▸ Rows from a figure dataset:
—————

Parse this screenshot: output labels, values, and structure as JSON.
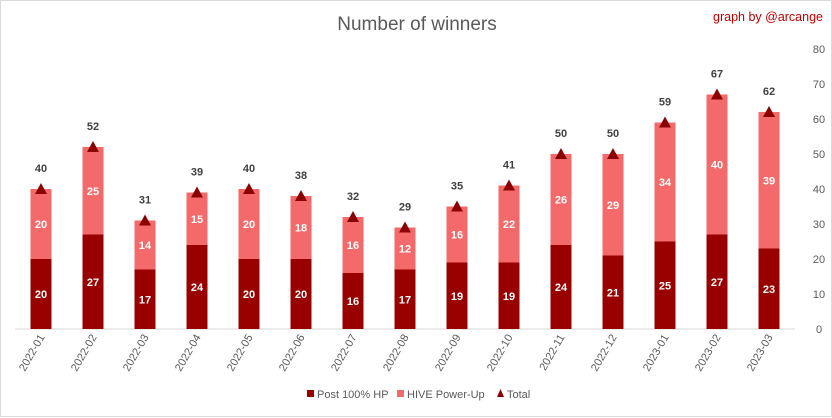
{
  "chart_data": {
    "type": "bar",
    "title": "Number of winners",
    "credit": "graph by @arcange",
    "categories": [
      "2022-01",
      "2022-02",
      "2022-03",
      "2022-04",
      "2022-05",
      "2022-06",
      "2022-07",
      "2022-08",
      "2022-09",
      "2022-10",
      "2022-11",
      "2022-12",
      "2023-01",
      "2023-02",
      "2023-03"
    ],
    "series": [
      {
        "name": "Post 100% HP",
        "color": "#990000",
        "values": [
          20,
          27,
          17,
          24,
          20,
          20,
          16,
          17,
          19,
          19,
          24,
          21,
          25,
          27,
          23
        ]
      },
      {
        "name": "HIVE Power-Up",
        "color": "#f46a6a",
        "values": [
          20,
          25,
          14,
          15,
          20,
          18,
          16,
          12,
          16,
          22,
          26,
          29,
          34,
          40,
          39
        ]
      },
      {
        "name": "Total",
        "color": "#8b0000",
        "marker": "triangle",
        "values": [
          40,
          52,
          31,
          39,
          40,
          38,
          32,
          29,
          35,
          41,
          50,
          50,
          59,
          67,
          62
        ]
      }
    ],
    "stacked": true,
    "ylim": [
      0,
      80
    ],
    "yticks": [
      0,
      10,
      20,
      30,
      40,
      50,
      60,
      70,
      80
    ],
    "y_axis_side": "right",
    "grid": false,
    "legend_position": "bottom"
  }
}
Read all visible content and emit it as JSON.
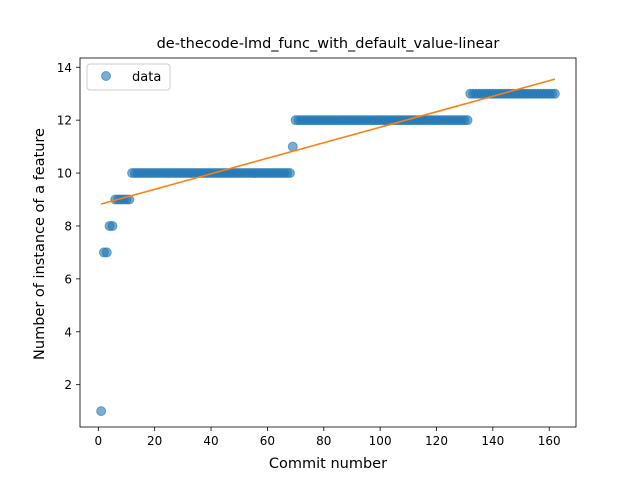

—————

▸ Exercise description:
Repeat the listing in full and exactly. Leave any pictures out.

▸ Expected output:
Parse this screenshot: output labels, values, and structure as JSON.
{
  "chart_data": {
    "type": "bar",
    "title": "Number of winners",
    "credit": "graph by @arcange",
    "categories": [
      "2022-01",
      "2022-02",
      "2022-03",
      "2022-04",
      "2022-05",
      "2022-06",
      "2022-07",
      "2022-08",
      "2022-09",
      "2022-10",
      "2022-11",
      "2022-12",
      "2023-01",
      "2023-02",
      "2023-03"
    ],
    "series": [
      {
        "name": "Post 100% HP",
        "color": "#990000",
        "values": [
          20,
          27,
          17,
          24,
          20,
          20,
          16,
          17,
          19,
          19,
          24,
          21,
          25,
          27,
          23
        ]
      },
      {
        "name": "HIVE Power-Up",
        "color": "#f46a6a",
        "values": [
          20,
          25,
          14,
          15,
          20,
          18,
          16,
          12,
          16,
          22,
          26,
          29,
          34,
          40,
          39
        ]
      },
      {
        "name": "Total",
        "color": "#8b0000",
        "marker": "triangle",
        "values": [
          40,
          52,
          31,
          39,
          40,
          38,
          32,
          29,
          35,
          41,
          50,
          50,
          59,
          67,
          62
        ]
      }
    ],
    "stacked": true,
    "ylim": [
      0,
      80
    ],
    "yticks": [
      0,
      10,
      20,
      30,
      40,
      50,
      60,
      70,
      80
    ],
    "y_axis_side": "right",
    "grid": false,
    "legend_position": "bottom"
  }
}
Read all visible content and emit it as JSON.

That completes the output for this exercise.